SHORT EXERCISE. Filter the data for lines with the word "screenshot", then copy every line so identified.

MATERIALS PROVIDED.
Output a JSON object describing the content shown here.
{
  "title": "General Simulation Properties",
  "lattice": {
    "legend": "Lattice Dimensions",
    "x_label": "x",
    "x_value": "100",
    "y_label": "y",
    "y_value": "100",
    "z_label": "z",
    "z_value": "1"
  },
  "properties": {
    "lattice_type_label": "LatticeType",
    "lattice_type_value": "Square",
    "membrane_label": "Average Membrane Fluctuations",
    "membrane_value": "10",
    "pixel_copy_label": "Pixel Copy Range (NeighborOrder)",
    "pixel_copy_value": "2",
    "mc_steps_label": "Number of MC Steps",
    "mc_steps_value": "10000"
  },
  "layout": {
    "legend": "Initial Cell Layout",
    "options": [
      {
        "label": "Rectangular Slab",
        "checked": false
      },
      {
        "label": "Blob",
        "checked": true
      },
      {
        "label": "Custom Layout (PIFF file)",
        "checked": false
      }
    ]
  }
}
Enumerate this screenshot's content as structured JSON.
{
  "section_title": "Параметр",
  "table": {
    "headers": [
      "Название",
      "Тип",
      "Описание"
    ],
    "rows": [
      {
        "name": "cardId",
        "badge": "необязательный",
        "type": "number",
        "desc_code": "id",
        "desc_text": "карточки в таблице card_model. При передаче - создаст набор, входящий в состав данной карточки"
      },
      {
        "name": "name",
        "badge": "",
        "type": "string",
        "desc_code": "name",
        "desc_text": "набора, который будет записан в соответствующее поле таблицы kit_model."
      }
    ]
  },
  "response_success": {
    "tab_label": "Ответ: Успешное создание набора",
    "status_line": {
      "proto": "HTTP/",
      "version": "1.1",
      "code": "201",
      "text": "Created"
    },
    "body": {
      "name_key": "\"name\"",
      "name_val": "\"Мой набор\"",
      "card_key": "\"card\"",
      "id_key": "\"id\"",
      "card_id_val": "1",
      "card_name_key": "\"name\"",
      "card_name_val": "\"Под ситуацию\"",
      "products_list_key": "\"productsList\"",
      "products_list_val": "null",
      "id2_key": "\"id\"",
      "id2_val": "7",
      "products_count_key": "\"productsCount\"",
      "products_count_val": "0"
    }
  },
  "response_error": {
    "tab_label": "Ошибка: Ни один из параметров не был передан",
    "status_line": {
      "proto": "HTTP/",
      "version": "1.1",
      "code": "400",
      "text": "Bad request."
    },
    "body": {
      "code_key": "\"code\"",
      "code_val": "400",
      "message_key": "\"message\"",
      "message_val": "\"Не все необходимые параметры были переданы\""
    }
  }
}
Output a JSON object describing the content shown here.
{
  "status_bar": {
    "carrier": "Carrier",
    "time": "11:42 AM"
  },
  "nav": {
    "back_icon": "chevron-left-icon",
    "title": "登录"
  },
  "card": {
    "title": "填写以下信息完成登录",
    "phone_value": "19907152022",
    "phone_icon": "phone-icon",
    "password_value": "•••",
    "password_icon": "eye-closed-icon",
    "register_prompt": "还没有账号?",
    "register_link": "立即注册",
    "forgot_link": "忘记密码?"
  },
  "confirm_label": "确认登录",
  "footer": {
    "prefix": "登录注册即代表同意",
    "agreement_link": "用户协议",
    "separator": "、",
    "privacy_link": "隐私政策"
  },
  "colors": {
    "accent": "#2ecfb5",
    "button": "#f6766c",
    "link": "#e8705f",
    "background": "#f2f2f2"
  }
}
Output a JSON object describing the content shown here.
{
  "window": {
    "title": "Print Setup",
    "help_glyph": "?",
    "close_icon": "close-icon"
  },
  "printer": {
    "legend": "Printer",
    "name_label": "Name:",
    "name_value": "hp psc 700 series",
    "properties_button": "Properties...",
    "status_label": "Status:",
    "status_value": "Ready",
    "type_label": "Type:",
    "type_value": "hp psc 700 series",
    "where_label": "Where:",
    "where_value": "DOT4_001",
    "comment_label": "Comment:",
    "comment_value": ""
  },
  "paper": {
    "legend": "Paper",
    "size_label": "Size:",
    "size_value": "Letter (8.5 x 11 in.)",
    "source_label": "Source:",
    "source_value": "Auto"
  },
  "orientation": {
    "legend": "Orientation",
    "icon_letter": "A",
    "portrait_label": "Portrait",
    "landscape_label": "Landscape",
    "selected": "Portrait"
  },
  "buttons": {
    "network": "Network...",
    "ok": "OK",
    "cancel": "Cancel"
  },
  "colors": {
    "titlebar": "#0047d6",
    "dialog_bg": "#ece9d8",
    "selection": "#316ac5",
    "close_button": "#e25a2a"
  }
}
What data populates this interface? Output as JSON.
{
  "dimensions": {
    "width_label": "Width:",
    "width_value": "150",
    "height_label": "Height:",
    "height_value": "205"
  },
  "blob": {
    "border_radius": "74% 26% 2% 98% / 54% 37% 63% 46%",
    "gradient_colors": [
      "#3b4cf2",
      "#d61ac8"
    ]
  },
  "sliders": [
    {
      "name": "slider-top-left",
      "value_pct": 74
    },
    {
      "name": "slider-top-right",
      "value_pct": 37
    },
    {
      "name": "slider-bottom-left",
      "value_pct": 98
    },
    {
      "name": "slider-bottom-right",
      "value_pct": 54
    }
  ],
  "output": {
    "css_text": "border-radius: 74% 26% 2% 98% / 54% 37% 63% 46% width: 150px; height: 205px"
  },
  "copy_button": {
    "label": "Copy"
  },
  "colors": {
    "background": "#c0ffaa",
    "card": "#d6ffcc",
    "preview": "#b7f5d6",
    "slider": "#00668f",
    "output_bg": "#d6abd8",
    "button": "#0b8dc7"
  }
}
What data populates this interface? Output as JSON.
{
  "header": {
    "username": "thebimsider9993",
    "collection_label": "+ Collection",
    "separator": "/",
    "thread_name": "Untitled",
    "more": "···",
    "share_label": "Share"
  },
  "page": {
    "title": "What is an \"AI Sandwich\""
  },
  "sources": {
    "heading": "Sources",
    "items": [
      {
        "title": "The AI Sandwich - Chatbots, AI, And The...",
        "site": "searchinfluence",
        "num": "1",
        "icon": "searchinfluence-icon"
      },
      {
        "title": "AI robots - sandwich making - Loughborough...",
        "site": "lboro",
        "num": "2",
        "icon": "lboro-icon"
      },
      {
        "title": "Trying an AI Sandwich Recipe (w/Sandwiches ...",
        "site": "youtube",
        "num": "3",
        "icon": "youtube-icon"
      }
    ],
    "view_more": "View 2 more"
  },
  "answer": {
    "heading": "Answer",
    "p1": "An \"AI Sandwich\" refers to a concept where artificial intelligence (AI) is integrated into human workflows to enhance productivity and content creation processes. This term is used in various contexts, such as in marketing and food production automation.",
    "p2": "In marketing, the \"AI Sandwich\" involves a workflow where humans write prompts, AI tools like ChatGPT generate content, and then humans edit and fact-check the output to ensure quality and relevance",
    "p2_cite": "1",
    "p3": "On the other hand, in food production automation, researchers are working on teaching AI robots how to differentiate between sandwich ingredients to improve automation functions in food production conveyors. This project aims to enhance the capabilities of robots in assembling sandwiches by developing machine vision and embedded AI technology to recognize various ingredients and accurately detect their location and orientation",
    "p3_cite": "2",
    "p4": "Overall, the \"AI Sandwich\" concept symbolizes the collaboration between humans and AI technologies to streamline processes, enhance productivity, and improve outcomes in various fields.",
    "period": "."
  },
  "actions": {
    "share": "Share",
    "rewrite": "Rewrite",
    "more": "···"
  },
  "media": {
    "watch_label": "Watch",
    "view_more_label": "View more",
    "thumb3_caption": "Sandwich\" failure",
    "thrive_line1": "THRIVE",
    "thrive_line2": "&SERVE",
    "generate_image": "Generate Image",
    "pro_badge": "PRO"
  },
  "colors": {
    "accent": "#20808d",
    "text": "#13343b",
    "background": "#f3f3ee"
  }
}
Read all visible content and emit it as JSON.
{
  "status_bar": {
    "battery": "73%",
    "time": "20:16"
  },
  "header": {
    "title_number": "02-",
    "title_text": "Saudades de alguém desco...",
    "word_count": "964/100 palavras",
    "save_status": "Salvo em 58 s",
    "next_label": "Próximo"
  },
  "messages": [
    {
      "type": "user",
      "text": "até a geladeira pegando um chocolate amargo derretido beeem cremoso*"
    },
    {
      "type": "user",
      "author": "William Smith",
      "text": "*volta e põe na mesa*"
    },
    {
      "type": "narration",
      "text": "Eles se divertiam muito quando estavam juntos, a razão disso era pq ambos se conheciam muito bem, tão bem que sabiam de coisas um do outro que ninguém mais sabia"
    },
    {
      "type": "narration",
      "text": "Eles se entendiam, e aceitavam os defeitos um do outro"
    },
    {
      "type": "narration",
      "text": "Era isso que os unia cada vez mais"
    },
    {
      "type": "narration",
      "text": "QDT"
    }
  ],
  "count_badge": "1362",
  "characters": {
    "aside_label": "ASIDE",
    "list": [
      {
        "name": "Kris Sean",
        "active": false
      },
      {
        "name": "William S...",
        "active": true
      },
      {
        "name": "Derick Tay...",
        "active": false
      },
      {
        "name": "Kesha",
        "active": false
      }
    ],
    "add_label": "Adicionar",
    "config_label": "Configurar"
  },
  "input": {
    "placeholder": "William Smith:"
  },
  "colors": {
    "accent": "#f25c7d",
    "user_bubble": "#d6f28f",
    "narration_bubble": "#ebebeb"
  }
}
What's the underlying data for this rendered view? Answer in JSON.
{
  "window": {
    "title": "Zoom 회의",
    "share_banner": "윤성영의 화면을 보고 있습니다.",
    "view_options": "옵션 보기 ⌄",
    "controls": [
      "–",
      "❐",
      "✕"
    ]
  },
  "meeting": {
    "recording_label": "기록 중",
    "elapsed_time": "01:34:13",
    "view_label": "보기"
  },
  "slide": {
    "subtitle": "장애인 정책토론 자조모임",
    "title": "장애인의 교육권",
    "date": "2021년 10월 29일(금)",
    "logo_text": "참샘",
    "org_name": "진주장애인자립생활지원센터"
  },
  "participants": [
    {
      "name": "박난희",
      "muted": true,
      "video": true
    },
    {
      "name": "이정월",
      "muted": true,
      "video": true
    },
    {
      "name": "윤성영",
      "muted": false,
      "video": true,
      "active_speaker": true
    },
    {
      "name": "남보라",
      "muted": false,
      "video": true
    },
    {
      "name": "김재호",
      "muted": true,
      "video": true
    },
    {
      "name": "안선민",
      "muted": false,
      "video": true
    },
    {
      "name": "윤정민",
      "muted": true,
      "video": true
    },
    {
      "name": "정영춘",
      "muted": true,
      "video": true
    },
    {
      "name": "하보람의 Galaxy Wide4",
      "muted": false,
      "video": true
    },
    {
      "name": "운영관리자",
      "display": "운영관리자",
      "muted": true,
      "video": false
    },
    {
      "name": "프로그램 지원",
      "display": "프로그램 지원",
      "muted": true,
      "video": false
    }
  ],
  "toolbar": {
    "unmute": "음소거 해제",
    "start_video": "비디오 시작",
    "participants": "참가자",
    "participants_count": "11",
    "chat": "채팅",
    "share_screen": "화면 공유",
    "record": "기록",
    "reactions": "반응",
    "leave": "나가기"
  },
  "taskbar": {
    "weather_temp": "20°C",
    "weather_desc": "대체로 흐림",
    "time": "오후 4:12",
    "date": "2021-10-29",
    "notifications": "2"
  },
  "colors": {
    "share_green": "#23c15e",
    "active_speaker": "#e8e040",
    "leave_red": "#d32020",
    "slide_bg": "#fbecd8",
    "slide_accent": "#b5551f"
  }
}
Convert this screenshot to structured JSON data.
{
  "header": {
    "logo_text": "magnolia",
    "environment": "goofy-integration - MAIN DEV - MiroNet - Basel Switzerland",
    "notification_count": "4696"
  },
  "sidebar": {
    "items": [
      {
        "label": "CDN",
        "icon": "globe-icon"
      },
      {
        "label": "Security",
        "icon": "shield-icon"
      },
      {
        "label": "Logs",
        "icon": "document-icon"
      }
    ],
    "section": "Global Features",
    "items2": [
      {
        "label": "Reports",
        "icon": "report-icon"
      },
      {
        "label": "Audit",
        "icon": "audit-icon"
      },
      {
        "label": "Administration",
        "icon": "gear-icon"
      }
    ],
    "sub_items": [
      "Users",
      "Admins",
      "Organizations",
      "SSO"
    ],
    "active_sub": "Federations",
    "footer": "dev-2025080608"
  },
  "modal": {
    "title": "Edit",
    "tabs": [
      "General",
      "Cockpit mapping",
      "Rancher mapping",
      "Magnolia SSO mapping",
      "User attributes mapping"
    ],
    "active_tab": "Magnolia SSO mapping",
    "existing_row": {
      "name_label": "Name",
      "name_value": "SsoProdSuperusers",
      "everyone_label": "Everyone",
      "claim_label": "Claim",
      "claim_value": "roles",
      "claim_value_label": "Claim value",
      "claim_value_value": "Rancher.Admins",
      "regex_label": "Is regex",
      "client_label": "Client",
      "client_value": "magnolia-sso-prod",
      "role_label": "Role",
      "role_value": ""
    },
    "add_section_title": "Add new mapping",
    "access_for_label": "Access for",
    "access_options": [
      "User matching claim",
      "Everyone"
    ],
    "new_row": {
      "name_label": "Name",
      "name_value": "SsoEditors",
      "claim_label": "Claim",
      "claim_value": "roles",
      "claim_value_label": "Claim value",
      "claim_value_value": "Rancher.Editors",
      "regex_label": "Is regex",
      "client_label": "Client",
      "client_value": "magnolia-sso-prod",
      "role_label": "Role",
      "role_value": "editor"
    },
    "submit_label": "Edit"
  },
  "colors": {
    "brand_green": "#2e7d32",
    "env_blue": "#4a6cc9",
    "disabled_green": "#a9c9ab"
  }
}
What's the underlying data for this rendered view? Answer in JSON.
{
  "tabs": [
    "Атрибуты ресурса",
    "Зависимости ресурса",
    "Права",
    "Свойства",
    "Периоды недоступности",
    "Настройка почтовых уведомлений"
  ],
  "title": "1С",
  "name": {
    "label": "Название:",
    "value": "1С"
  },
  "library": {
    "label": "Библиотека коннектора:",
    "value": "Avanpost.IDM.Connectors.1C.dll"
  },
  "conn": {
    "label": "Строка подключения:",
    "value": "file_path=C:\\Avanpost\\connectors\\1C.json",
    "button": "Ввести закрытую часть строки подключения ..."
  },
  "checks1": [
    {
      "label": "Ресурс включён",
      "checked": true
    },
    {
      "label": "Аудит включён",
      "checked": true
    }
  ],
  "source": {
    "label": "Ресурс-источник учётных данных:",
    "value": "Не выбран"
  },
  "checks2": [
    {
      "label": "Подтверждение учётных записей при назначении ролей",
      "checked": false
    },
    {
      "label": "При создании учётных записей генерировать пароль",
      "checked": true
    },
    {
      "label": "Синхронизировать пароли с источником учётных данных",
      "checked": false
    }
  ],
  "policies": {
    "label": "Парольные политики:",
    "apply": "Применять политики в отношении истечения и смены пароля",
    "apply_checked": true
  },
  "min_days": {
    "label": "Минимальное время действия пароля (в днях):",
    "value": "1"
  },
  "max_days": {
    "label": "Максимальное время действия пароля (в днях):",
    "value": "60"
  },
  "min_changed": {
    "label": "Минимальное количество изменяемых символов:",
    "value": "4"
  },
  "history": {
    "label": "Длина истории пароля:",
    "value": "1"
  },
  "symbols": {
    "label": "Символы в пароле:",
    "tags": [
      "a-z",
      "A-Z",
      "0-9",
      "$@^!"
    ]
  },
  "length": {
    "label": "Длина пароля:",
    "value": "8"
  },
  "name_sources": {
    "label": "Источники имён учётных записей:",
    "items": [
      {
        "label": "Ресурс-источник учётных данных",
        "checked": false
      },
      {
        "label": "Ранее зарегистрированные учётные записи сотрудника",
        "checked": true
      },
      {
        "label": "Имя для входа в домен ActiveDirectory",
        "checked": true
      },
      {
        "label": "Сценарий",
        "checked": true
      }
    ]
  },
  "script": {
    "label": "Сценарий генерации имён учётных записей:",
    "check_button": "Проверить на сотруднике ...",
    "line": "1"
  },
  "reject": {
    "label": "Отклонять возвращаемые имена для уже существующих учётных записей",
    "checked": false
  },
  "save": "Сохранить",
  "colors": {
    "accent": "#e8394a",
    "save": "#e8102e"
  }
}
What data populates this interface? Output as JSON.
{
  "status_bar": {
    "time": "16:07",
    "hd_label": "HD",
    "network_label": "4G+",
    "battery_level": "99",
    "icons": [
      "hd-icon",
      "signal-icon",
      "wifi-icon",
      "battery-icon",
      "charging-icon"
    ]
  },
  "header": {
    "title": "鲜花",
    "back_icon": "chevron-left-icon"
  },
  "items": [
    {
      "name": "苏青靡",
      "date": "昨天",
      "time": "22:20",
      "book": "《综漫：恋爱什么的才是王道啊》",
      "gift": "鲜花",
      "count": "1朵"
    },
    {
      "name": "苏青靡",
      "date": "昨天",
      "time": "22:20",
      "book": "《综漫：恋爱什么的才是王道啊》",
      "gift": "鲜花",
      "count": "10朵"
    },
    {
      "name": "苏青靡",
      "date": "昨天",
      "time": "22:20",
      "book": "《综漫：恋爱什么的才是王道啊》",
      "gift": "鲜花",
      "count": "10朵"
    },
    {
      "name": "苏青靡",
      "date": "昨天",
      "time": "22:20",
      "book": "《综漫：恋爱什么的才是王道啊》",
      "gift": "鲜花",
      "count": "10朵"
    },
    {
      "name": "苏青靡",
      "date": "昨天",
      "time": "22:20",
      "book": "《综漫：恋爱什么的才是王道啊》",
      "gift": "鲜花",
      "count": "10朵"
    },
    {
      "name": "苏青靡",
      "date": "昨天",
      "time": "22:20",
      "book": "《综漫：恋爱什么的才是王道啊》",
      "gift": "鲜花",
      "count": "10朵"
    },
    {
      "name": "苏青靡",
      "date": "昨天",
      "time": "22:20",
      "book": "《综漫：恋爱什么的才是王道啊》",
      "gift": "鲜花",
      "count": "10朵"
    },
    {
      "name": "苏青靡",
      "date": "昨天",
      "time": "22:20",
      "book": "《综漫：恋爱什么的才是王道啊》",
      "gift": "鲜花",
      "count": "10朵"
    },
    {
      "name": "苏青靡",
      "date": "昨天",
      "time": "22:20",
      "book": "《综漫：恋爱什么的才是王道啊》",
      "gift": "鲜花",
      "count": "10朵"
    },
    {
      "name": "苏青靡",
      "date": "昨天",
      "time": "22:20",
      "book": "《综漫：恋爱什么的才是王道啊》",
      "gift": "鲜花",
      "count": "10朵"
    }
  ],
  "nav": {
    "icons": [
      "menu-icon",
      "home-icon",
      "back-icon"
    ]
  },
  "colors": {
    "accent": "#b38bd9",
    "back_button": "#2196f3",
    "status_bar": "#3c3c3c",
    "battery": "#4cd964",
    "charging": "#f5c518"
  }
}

CORRECT OUTPUT.
Enumerate this screenshot's content as structured JSON.
Convert this screenshot to structured JSON data.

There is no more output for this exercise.